> _Records from a collection of figures_:
---------------

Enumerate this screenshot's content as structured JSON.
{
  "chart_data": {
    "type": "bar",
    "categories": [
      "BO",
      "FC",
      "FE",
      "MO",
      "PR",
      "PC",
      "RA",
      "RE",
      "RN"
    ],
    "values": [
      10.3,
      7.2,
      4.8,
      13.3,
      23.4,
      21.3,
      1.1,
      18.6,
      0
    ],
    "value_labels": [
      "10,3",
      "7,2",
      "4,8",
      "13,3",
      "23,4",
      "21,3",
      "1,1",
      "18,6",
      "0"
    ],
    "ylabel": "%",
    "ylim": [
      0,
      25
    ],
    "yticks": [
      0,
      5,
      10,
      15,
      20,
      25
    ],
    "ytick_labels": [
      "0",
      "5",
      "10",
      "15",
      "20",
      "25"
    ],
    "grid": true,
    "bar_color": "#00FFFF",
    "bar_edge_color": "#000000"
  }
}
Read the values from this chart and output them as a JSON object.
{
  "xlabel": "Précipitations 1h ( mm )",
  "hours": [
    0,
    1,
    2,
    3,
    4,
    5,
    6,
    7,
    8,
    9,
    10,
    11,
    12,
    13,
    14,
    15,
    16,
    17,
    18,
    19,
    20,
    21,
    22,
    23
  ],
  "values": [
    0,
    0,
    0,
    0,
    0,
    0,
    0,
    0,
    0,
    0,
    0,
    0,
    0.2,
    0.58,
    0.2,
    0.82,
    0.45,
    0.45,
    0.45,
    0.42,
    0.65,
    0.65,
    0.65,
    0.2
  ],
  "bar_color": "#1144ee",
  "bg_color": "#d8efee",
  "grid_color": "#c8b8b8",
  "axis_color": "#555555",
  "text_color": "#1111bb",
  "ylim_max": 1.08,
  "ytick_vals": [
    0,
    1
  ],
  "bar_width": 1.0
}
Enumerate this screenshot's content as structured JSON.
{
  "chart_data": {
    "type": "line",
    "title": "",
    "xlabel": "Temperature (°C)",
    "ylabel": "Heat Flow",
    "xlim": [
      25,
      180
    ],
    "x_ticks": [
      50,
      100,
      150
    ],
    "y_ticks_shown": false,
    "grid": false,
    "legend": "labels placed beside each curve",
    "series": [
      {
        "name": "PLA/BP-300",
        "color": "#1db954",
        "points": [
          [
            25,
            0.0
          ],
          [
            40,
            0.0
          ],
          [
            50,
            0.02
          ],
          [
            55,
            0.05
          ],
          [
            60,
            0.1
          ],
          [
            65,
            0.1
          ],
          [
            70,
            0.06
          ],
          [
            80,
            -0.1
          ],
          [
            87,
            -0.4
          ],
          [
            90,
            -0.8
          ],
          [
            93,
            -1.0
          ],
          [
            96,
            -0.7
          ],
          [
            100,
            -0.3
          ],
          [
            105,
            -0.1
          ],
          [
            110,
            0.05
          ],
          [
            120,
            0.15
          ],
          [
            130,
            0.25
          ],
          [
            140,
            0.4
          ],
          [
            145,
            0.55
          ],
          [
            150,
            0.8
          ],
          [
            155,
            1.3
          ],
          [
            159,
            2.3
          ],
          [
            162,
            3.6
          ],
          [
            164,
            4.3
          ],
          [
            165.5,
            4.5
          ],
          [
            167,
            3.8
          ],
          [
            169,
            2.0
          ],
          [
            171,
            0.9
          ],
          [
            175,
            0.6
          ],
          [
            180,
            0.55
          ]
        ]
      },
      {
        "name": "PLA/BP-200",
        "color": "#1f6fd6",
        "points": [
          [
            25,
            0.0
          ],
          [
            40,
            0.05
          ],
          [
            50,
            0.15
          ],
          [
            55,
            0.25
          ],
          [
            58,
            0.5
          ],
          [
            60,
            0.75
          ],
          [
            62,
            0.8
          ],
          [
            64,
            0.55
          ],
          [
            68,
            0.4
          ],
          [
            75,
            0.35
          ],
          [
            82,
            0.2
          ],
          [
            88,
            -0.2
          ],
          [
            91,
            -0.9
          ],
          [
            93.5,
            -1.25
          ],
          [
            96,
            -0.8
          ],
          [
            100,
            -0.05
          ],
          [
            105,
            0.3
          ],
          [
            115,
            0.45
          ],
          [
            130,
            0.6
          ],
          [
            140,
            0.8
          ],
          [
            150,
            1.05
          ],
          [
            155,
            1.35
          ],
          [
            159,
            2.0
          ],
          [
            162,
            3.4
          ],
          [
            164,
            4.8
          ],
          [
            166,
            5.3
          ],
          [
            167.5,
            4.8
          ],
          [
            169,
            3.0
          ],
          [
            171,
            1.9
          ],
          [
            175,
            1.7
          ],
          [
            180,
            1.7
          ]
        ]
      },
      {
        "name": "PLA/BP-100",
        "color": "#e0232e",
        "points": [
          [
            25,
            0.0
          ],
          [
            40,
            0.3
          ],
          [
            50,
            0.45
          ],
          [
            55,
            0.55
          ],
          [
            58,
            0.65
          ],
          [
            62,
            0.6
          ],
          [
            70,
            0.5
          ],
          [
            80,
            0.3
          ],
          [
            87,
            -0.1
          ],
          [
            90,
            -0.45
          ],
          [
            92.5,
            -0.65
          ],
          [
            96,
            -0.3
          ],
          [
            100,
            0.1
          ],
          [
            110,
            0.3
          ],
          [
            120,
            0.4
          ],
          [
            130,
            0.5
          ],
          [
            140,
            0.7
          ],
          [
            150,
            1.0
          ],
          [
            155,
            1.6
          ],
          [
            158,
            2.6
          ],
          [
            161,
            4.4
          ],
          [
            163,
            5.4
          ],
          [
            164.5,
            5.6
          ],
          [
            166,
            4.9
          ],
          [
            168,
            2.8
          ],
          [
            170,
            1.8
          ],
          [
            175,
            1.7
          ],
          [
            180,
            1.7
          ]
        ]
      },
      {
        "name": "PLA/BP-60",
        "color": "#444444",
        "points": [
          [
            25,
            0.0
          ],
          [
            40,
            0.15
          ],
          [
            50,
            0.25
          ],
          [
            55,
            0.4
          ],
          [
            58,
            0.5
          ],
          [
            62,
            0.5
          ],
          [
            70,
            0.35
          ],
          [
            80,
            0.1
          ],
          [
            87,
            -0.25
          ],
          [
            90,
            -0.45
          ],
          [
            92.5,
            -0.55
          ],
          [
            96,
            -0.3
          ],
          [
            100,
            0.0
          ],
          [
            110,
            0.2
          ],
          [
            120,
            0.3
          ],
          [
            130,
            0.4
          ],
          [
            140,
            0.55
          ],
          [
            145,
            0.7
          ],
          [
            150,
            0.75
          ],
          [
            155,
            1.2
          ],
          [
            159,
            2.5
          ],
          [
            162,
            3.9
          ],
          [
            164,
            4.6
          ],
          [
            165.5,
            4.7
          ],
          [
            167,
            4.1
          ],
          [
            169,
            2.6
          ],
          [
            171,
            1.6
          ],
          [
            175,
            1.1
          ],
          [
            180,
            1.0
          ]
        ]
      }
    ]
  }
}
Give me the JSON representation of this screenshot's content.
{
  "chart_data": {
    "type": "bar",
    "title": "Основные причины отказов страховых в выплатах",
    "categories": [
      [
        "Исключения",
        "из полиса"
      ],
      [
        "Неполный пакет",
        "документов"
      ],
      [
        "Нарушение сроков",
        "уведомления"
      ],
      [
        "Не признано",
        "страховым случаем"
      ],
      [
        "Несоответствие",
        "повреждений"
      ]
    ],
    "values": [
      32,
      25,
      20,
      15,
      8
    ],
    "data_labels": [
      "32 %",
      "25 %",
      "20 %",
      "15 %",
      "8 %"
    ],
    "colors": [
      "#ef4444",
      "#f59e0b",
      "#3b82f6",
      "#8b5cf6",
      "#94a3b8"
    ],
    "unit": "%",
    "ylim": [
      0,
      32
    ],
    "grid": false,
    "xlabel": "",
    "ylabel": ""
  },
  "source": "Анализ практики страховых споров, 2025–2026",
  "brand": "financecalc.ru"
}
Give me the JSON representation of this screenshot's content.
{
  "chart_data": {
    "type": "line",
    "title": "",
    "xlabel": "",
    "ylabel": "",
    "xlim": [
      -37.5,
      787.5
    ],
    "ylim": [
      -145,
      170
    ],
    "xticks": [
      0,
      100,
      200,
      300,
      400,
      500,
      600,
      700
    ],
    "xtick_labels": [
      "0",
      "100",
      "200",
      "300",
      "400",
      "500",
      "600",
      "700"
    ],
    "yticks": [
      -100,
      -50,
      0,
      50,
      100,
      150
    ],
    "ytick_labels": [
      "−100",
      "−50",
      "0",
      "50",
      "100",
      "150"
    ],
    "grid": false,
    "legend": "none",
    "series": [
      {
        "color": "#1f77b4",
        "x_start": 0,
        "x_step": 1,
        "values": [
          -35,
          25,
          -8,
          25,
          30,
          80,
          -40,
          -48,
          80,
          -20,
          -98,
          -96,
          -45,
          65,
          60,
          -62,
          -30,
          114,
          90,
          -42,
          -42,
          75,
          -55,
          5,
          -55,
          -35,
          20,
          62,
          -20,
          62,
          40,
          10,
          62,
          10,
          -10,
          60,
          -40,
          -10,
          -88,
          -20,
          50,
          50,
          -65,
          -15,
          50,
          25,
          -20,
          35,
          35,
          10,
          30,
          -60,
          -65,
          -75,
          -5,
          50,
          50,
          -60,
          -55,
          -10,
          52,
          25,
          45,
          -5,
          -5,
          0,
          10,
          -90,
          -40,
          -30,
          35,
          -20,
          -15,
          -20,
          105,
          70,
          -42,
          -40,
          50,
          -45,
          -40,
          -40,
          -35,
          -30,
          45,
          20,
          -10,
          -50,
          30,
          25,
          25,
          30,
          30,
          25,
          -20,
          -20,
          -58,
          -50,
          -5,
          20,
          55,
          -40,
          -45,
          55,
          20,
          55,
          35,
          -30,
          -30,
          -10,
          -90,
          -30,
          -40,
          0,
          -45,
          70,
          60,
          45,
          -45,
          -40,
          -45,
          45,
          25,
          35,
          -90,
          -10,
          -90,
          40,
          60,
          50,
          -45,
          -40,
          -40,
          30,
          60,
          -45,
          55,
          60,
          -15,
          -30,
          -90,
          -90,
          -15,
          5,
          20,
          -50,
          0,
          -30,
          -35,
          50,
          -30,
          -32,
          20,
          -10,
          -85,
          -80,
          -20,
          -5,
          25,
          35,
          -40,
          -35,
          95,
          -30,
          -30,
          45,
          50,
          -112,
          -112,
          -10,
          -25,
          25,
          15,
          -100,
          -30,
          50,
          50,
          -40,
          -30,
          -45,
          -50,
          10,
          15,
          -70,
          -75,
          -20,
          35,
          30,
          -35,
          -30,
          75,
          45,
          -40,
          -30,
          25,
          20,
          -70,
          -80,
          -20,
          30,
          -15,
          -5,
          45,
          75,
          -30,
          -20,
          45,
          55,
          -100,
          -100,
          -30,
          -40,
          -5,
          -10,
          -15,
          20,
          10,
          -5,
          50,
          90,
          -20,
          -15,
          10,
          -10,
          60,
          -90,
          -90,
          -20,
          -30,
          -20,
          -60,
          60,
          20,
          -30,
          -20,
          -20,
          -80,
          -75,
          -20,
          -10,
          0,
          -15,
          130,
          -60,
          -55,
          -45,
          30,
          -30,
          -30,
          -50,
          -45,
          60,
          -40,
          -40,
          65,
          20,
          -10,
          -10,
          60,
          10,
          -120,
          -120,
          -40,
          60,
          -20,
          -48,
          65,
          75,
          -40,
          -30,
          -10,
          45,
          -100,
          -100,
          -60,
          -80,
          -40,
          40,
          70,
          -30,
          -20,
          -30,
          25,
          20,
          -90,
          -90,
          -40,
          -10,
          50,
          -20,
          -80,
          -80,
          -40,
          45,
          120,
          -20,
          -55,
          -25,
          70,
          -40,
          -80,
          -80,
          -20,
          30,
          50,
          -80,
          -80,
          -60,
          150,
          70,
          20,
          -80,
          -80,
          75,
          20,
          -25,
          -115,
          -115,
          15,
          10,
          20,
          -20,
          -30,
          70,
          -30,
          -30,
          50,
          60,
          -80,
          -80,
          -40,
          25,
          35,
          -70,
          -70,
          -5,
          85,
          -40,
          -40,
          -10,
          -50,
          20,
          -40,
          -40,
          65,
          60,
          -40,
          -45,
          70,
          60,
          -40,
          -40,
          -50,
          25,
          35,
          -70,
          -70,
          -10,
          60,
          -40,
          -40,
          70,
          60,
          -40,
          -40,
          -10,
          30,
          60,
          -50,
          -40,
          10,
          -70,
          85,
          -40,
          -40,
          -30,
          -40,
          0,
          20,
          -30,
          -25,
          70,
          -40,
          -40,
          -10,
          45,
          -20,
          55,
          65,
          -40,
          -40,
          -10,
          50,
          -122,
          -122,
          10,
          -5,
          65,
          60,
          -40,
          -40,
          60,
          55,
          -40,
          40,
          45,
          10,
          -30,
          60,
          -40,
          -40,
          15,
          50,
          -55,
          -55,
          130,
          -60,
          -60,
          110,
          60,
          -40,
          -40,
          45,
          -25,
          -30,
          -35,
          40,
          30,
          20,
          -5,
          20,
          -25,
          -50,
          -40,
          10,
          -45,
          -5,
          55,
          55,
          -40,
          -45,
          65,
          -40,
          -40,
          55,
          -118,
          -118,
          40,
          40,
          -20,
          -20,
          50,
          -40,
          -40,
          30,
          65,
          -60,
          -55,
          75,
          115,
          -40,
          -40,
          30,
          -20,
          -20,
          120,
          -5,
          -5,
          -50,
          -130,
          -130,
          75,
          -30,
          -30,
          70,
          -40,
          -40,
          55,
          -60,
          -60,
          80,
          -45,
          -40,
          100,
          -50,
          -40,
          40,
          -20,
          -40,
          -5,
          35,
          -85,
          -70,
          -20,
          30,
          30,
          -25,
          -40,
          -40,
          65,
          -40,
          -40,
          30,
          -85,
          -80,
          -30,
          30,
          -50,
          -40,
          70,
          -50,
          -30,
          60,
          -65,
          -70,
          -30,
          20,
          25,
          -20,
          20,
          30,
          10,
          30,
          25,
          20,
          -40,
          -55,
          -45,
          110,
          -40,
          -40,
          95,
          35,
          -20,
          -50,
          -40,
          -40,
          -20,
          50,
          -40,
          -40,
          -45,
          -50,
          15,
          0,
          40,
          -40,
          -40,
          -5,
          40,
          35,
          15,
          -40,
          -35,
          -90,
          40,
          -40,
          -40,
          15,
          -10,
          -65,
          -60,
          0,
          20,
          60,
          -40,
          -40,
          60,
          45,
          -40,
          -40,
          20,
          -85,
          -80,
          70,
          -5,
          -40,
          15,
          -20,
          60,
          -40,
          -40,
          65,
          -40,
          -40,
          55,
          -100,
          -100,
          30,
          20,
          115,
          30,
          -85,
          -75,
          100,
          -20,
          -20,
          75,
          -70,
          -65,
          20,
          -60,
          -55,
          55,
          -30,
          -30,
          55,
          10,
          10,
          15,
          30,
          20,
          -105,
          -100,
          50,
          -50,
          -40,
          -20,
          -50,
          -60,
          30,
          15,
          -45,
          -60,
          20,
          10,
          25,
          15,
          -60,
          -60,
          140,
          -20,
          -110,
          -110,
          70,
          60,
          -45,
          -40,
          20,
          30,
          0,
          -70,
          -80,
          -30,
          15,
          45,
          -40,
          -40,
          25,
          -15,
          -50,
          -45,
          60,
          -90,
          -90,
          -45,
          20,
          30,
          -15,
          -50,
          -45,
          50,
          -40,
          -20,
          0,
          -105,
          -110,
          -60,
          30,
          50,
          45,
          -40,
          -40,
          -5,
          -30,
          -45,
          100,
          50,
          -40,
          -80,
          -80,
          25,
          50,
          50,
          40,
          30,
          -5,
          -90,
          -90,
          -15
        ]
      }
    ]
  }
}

---------------

> _Task_:
Copy, from the material above, each line in which the string "values" occurs.

> _Result for this exercise_:
    "values": [
Read the values from this chart and output them as a JSON object.
  "values": [
    "values": [
        "values": [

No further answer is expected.